-- begin Dataset rows --
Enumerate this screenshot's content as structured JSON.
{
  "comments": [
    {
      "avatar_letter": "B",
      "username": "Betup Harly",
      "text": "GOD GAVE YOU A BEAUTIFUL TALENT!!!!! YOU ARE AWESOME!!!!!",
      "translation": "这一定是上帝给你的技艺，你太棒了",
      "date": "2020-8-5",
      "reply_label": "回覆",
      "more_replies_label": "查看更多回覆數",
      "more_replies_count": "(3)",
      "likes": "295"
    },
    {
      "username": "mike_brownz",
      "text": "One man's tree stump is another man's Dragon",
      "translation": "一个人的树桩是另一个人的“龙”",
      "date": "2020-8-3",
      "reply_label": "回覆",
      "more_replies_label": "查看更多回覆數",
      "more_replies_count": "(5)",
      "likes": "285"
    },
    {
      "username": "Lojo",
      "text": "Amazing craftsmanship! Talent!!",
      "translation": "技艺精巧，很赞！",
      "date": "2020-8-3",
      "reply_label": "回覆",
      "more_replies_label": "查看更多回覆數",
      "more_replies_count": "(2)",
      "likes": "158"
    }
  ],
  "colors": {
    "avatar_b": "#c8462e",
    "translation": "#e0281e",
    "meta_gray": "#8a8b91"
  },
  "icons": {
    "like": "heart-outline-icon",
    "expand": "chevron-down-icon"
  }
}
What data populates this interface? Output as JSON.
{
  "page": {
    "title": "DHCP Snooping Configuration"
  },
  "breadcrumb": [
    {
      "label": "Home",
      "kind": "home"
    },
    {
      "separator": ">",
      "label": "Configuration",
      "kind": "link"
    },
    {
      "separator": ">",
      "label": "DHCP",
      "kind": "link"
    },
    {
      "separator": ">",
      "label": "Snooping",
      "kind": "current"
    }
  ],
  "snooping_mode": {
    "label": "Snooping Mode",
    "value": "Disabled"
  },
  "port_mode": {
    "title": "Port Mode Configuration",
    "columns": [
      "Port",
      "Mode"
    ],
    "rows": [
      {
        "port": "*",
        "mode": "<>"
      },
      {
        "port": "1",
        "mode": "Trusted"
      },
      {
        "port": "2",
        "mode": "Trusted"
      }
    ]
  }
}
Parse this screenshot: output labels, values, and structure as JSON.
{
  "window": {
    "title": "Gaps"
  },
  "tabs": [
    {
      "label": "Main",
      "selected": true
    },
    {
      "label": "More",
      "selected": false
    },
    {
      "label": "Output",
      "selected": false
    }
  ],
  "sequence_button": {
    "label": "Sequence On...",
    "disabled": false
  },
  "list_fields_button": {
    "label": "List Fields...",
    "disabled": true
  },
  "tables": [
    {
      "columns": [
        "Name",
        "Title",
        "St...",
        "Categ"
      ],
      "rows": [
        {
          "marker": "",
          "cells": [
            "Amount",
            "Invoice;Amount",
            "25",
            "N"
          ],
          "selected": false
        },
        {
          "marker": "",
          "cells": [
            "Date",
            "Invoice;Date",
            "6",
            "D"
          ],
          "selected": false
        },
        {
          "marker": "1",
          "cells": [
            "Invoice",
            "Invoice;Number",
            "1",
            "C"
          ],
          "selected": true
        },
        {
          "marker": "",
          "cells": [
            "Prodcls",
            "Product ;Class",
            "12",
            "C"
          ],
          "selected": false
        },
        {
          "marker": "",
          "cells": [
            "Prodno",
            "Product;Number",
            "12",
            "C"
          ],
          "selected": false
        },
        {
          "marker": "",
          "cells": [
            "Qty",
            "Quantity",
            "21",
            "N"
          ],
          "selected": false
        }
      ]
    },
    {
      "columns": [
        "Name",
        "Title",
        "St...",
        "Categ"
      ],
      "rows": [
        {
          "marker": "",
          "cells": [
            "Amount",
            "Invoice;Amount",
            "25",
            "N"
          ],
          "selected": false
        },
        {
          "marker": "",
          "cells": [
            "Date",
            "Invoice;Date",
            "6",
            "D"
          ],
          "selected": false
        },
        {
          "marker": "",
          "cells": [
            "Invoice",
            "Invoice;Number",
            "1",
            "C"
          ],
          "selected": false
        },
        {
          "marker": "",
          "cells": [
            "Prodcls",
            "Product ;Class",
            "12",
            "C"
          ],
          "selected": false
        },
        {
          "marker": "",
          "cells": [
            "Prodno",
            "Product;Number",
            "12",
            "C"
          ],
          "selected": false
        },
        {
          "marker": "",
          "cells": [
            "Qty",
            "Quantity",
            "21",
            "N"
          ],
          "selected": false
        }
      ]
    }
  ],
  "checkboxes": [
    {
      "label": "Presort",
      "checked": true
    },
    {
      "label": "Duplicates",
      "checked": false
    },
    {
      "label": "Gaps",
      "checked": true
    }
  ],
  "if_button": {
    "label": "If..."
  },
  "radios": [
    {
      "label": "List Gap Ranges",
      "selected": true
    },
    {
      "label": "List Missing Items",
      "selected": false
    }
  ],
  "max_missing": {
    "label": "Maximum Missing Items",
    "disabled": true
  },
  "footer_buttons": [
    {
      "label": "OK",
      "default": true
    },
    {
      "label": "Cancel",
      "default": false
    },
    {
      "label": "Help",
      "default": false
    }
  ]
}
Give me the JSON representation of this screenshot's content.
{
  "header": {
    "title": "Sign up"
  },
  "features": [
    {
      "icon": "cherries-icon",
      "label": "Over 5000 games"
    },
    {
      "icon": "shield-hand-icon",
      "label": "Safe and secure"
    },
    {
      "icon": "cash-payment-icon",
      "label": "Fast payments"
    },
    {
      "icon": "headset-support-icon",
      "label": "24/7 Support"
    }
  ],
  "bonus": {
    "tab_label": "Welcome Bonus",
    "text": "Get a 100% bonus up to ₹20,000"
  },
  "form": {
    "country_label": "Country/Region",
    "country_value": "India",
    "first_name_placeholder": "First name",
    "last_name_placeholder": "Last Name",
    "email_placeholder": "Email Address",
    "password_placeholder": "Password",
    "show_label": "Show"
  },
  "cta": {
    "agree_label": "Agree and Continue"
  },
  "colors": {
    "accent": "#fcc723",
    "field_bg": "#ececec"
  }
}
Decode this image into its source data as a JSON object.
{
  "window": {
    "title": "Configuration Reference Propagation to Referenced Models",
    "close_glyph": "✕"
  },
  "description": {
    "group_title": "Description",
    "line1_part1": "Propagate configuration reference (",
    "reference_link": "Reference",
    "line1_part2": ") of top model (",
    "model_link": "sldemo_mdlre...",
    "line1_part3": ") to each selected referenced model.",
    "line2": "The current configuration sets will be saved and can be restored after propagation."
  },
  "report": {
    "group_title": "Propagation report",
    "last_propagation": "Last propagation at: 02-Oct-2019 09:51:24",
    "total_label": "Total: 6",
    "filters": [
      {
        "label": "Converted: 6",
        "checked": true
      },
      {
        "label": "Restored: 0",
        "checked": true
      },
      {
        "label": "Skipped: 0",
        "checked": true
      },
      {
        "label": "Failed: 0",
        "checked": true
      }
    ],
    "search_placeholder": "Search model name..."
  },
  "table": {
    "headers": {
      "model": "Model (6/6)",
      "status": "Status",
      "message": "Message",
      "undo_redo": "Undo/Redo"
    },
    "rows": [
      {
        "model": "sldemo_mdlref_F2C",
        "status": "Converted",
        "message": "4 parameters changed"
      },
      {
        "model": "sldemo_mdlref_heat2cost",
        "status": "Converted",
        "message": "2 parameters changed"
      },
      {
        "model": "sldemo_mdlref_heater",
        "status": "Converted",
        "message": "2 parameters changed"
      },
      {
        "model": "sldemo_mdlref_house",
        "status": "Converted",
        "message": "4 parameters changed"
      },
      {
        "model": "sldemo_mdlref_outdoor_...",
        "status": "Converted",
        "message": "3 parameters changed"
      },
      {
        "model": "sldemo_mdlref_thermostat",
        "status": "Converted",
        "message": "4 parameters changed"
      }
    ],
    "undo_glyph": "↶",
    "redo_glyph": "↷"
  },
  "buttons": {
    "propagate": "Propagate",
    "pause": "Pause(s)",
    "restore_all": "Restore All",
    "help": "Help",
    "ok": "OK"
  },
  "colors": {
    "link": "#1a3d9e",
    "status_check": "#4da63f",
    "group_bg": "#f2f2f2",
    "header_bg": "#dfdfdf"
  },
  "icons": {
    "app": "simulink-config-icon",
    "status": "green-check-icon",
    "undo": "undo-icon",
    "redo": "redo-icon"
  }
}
-- end Dataset rows --
- Your task: For the records above, state how many lines include the string "Items", giving the number and nothing else.

- Final result: 2